▸ Objective
Pull out each line of the data that includes the word "Expected".

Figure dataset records
══════════

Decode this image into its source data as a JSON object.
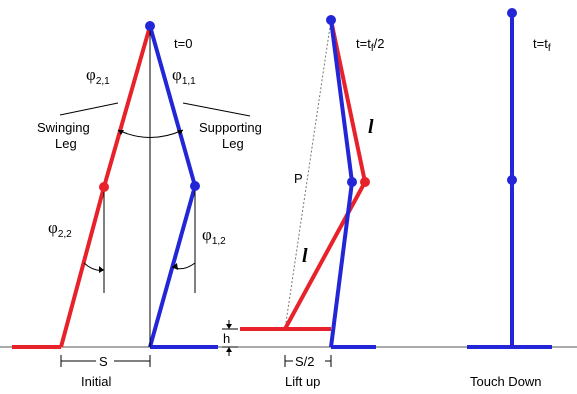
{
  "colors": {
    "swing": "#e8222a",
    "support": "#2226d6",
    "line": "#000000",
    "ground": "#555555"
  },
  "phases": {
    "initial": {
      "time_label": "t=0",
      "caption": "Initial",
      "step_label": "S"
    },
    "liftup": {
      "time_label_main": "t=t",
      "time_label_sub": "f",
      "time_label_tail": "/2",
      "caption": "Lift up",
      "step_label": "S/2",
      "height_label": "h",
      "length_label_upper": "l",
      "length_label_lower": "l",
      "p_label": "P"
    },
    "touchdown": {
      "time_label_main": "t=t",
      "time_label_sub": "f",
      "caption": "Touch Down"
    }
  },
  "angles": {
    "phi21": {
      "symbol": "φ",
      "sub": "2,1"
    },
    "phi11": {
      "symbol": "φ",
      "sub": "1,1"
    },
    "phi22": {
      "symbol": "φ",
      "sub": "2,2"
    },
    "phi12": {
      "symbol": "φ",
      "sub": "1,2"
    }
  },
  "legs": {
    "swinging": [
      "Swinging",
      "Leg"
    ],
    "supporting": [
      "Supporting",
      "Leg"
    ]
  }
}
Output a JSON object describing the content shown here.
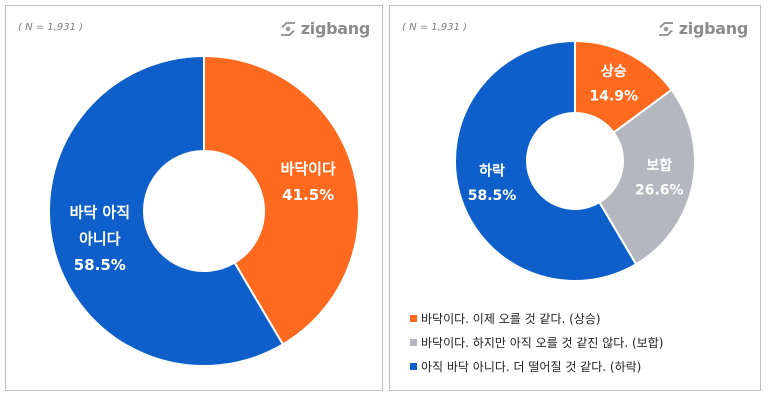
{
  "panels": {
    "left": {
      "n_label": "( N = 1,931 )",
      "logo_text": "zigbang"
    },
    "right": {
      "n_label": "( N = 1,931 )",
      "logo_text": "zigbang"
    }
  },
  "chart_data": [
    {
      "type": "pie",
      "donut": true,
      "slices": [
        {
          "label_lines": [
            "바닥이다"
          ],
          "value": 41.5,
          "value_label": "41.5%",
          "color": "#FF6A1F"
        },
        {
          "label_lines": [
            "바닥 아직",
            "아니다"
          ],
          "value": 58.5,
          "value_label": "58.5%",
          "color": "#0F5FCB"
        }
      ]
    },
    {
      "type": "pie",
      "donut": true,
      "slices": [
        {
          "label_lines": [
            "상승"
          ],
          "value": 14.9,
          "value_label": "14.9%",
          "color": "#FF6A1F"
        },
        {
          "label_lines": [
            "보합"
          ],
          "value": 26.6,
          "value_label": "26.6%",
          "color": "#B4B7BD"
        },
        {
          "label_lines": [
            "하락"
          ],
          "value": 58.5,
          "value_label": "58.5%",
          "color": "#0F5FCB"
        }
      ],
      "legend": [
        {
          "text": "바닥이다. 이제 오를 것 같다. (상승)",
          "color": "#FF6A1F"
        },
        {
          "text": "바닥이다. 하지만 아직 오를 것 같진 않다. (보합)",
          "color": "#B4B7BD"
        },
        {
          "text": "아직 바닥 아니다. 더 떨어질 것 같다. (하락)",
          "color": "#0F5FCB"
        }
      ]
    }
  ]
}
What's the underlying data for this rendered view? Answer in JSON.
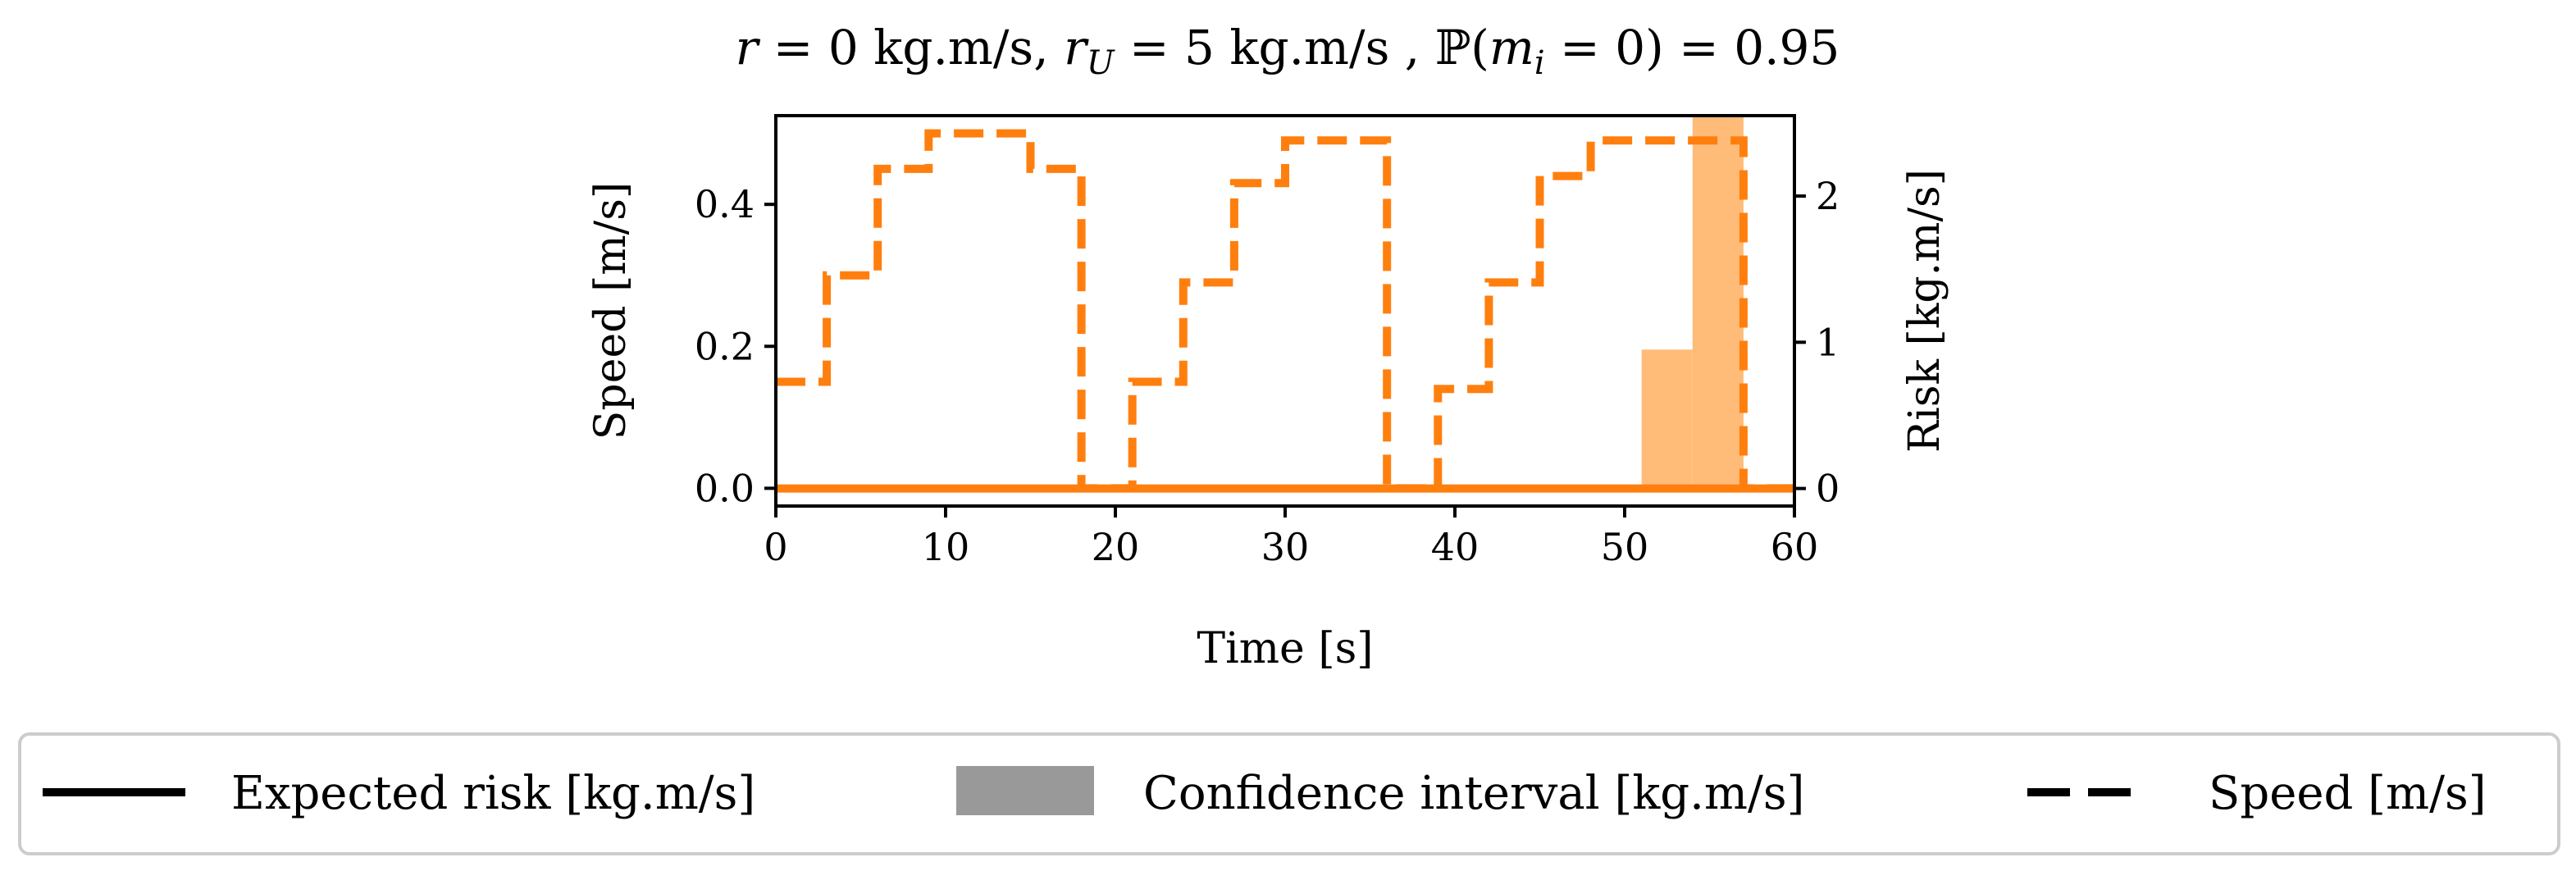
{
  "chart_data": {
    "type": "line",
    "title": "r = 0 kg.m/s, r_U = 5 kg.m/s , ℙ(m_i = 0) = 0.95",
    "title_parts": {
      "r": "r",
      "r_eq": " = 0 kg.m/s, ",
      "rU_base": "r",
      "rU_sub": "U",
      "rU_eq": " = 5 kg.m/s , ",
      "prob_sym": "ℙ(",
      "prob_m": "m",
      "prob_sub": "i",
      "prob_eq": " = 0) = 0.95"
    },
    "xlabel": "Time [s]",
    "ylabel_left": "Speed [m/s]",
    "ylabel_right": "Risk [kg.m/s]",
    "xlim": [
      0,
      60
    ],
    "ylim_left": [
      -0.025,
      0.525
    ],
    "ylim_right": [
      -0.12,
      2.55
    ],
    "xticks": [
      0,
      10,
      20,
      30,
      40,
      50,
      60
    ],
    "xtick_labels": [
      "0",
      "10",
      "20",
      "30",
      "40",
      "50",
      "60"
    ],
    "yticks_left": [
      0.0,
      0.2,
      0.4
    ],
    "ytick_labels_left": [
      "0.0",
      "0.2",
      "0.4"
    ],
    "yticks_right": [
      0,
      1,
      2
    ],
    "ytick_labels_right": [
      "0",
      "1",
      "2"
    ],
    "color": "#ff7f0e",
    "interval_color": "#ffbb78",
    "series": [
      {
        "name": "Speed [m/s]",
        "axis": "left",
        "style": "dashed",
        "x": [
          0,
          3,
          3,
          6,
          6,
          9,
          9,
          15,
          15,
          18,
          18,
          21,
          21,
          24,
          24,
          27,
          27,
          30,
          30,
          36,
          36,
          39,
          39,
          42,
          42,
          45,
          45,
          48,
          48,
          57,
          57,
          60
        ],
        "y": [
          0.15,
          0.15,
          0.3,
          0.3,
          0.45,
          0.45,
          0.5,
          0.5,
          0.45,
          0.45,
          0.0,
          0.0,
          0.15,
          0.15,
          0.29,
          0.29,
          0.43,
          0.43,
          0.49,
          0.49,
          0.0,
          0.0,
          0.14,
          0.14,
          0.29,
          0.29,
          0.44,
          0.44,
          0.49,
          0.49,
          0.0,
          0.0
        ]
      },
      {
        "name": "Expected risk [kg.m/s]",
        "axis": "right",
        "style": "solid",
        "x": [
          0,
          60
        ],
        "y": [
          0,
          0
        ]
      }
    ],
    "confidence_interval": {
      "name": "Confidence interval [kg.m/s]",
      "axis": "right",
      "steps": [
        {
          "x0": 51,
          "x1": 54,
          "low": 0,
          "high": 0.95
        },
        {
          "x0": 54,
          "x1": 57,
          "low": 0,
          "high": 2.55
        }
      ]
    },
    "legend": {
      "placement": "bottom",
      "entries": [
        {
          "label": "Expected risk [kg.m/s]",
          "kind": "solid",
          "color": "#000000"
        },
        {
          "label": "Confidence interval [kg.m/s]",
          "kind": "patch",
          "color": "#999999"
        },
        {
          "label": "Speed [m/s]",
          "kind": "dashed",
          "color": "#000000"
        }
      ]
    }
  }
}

══════════

▸ Answer to this problem
        "name": "Expected risk [kg.m/s]",
          "label": "Expected risk [kg.m/s]",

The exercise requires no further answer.